[THE EXERCISE]:
Find the lines holding the word "print" and collect them.

[EXCERPTED DATA]:
★ ★ ★ ★

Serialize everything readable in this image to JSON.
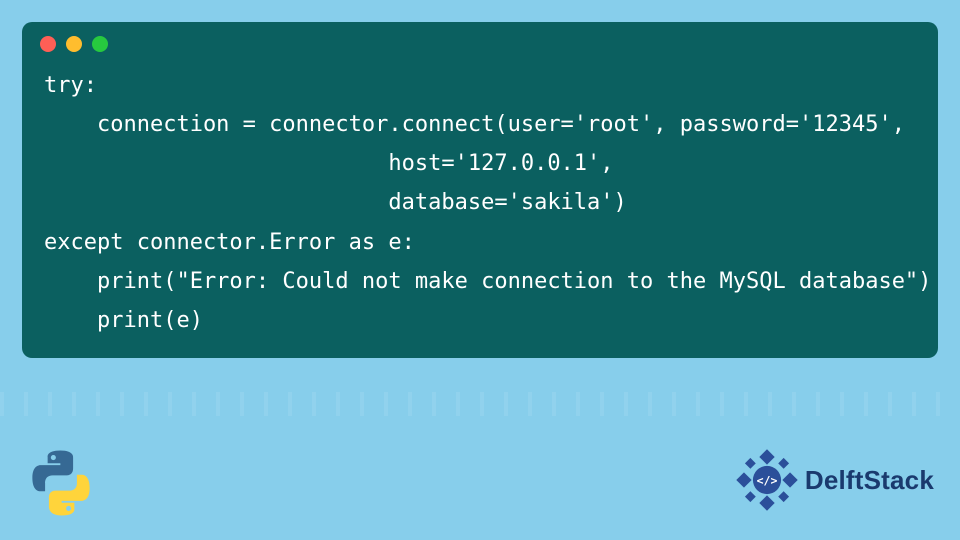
{
  "window": {
    "traffic_lights": {
      "red": "close-icon",
      "yellow": "minimize-icon",
      "green": "maximize-icon"
    }
  },
  "code": {
    "lines": [
      "try:",
      "    connection = connector.connect(user='root', password='12345',",
      "                          host='127.0.0.1',",
      "                          database='sakila')",
      "except connector.Error as e:",
      "    print(\"Error: Could not make connection to the MySQL database\")",
      "    print(e)"
    ]
  },
  "branding": {
    "python_icon": "python-logo-icon",
    "delft_icon": "delftstack-logo-icon",
    "delft_label": "DelftStack"
  },
  "colors": {
    "page_bg": "#87ceeb",
    "window_bg": "#0b6060",
    "code_text": "#ffffff",
    "brand_text": "#1a3a6e",
    "python_blue": "#366994",
    "python_yellow": "#ffd43b",
    "delft_blue": "#2b4f9a"
  }
}
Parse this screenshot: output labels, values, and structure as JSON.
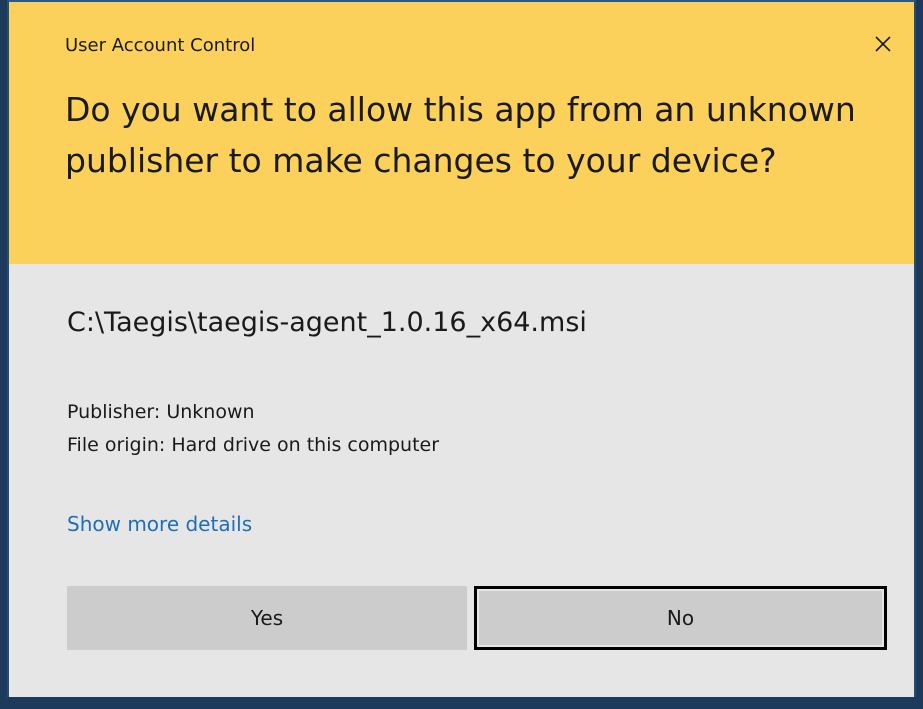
{
  "dialog": {
    "title": "User Account Control",
    "question": "Do you want to allow this app from an unknown publisher to make changes to your device?",
    "program_path": "C:\\Taegis\\taegis-agent_1.0.16_x64.msi",
    "publisher": "Publisher: Unknown",
    "file_origin": "File origin: Hard drive on this computer",
    "show_more_details": "Show more details",
    "yes_label": "Yes",
    "no_label": "No"
  },
  "colors": {
    "banner": "#fcd15b",
    "body": "#e6e6e6",
    "link": "#1c6fb8",
    "button": "#cccccc"
  },
  "icons": {
    "close": "close-icon"
  }
}
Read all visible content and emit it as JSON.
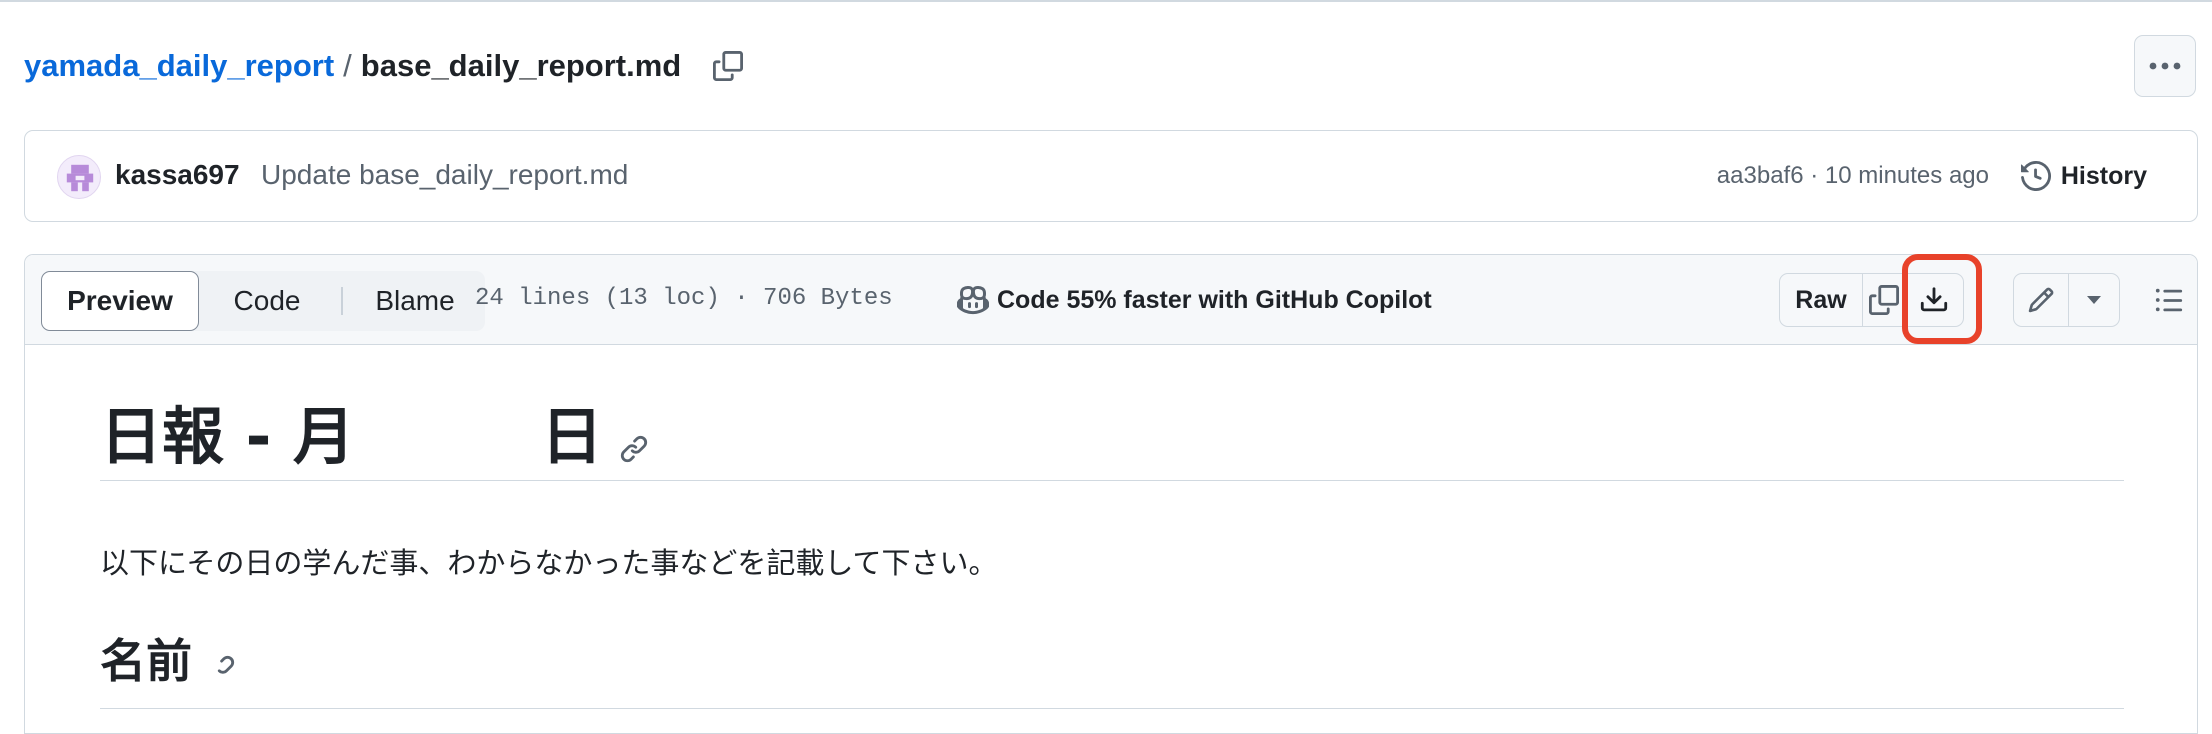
{
  "breadcrumb": {
    "repo": "yamada_daily_report",
    "separator": "/",
    "file": "base_daily_report.md"
  },
  "commit": {
    "author": "kassa697",
    "message": "Update base_daily_report.md",
    "sha_time": "aa3baf6 · 10 minutes ago",
    "history_label": "History"
  },
  "file_header": {
    "tabs": [
      "Preview",
      "Code",
      "Blame"
    ],
    "active_tab": "Preview",
    "meta": "24 lines (13 loc) · 706 Bytes",
    "copilot": "Code 55% faster with GitHub Copilot",
    "raw_label": "Raw"
  },
  "markdown": {
    "h1": "日報 - 月　　　日",
    "paragraph": "以下にその日の学んだ事、わからなかった事などを記載して下さい。",
    "h2": "名前"
  },
  "colors": {
    "link": "#0969da",
    "highlight": "#e8422a",
    "border": "#d1d9e0",
    "muted": "#59636e"
  },
  "icons": [
    "copy-icon",
    "kebab-icon",
    "history-icon",
    "copilot-icon",
    "copy-raw-icon",
    "download-icon",
    "pencil-icon",
    "caret-down-icon",
    "list-icon",
    "link-icon"
  ]
}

★ ★ ★ ★

[TASK RESPONSE]:
      "    print(\"Error: Could not make connection to the MySQL database\")",
      "    print(e)"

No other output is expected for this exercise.